===== INFORMATION SUPPLIED =====

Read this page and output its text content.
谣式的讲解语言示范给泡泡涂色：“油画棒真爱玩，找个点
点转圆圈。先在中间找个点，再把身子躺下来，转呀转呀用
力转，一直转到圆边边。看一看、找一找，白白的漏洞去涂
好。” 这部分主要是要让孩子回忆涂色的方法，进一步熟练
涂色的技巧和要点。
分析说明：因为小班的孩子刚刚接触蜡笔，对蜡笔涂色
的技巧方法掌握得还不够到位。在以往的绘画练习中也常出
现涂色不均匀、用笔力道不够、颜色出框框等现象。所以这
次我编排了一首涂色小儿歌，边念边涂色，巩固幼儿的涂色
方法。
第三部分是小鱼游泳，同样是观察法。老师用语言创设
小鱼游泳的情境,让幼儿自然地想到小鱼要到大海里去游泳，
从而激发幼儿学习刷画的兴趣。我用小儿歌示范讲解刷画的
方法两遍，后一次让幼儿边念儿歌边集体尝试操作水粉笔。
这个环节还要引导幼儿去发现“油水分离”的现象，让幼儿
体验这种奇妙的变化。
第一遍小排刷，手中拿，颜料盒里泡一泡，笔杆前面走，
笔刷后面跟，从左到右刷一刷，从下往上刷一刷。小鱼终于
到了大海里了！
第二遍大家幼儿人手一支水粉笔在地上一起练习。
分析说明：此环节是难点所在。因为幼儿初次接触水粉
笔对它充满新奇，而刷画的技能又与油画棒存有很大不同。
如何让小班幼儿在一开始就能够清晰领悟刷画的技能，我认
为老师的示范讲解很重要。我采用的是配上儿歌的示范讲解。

=====

GOAL OF THE EXERCISE:
Every line above should be printed again exactly as it stands.

WORKED SOLUTION:
Read this page and output its text content.
谣式的讲解语言示范给泡泡涂色：“油画棒真爱玩，找个点
点转圆圈。先在中间找个点，再把身子躺下来，转呀转呀用
力转，一直转到圆边边。看一看、找一找，白白的漏洞去涂
好。” 这部分主要是要让孩子回忆涂色的方法，进一步熟练
涂色的技巧和要点。
分析说明：因为小班的孩子刚刚接触蜡笔，对蜡笔涂色
的技巧方法掌握得还不够到位。在以往的绘画练习中也常出
现涂色不均匀、用笔力道不够、颜色出框框等现象。所以这
次我编排了一首涂色小儿歌，边念边涂色，巩固幼儿的涂色
方法。
第三部分是小鱼游泳，同样是观察法。老师用语言创设
小鱼游泳的情境,让幼儿自然地想到小鱼要到大海里去游泳，
从而激发幼儿学习刷画的兴趣。我用小儿歌示范讲解刷画的
方法两遍，后一次让幼儿边念儿歌边集体尝试操作水粉笔。
这个环节还要引导幼儿去发现“油水分离”的现象，让幼儿
体验这种奇妙的变化。
第一遍小排刷，手中拿，颜料盒里泡一泡，笔杆前面走，
笔刷后面跟，从左到右刷一刷，从下往上刷一刷。小鱼终于
到了大海里了！
第二遍大家幼儿人手一支水粉笔在地上一起练习。
分析说明：此环节是难点所在。因为幼儿初次接触水粉
笔对它充满新奇，而刷画的技能又与油画棒存有很大不同。
如何让小班幼儿在一开始就能够清晰领悟刷画的技能，我认
为老师的示范讲解很重要。我采用的是配上儿歌的示范讲解。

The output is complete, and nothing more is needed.